> WORK TO BE COMPLETED: Look through the data and write out every line with the word "effekt" in it.

________________________

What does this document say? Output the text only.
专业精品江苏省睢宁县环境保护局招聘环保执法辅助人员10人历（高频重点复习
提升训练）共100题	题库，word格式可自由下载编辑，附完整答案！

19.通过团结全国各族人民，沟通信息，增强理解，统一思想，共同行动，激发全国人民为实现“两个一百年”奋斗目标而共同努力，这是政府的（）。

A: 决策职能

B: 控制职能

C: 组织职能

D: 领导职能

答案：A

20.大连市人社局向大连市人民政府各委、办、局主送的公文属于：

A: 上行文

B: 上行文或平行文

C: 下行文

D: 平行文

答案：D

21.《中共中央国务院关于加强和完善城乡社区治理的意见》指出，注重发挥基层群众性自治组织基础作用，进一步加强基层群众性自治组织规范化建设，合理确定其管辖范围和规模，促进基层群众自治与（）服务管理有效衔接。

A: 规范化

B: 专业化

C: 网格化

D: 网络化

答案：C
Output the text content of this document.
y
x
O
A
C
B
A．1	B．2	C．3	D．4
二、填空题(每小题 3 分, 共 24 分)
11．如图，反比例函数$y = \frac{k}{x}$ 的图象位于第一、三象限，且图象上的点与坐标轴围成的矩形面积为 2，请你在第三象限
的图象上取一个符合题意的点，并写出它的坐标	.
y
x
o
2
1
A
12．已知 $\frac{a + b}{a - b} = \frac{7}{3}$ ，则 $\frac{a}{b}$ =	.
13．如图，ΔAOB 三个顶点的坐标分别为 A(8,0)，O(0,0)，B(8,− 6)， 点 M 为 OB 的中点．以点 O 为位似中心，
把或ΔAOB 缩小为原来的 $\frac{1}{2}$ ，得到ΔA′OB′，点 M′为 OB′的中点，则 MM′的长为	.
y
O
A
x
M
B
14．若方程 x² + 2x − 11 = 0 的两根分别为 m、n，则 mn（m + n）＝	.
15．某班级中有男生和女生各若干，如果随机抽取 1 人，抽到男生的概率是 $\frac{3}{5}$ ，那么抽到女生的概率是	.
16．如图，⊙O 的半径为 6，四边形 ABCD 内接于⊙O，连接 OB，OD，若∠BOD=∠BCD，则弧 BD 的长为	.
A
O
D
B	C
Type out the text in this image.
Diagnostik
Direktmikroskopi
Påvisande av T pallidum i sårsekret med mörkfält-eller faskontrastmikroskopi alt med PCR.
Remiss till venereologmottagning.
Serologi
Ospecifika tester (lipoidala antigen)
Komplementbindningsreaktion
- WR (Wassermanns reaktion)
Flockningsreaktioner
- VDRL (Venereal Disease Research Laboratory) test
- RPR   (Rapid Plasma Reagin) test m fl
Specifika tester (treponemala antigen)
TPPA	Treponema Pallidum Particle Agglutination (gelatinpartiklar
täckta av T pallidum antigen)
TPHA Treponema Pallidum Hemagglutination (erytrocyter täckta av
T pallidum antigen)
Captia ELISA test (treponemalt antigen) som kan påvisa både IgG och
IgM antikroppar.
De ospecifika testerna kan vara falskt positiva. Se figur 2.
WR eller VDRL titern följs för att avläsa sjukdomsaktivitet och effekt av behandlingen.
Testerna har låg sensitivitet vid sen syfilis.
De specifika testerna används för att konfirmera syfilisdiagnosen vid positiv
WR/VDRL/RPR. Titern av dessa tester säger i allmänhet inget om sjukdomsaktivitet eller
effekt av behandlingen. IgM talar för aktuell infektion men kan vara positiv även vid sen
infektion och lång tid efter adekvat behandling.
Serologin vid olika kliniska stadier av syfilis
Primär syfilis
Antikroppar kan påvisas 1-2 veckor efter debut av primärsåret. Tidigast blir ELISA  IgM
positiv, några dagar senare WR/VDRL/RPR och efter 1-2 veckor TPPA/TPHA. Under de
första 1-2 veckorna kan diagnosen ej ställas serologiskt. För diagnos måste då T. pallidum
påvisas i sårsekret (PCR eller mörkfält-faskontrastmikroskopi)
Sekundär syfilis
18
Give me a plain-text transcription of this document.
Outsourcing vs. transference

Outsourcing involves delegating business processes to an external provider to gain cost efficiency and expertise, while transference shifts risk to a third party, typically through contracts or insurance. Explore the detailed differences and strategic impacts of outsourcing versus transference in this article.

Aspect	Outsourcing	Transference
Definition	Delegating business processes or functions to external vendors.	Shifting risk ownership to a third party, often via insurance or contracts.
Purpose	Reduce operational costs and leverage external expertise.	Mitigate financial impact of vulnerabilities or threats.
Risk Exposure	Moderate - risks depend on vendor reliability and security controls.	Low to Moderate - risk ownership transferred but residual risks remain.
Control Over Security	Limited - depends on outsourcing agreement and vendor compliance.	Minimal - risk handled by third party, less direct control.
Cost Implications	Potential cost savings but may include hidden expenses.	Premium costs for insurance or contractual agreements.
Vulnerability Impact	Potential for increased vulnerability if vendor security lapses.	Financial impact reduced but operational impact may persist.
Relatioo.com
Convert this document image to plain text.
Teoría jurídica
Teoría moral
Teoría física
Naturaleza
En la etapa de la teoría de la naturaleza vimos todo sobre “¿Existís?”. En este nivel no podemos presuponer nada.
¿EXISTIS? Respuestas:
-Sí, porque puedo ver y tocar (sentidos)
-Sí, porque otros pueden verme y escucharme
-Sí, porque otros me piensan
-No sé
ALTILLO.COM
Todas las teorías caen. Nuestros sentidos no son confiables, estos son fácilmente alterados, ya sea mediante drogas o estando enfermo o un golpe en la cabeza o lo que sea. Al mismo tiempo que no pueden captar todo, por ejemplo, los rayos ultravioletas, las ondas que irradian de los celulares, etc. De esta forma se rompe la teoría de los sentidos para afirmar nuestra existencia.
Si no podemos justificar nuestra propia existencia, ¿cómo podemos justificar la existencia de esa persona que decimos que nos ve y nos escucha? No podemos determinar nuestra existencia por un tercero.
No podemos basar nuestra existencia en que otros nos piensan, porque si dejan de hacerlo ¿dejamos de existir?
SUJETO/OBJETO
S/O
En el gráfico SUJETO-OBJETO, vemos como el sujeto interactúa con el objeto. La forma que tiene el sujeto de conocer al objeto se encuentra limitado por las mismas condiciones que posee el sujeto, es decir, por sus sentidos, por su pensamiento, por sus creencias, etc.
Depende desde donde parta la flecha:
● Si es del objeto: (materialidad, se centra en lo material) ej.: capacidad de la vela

________________________

> COMPLETED TASK:
WR eller VDRL titern följs för att avläsa sjukdomsaktivitet och effekt av behandlingen.
effekt av behandlingen. IgM talar för aktuell infektion men kan vara positiv även vid sen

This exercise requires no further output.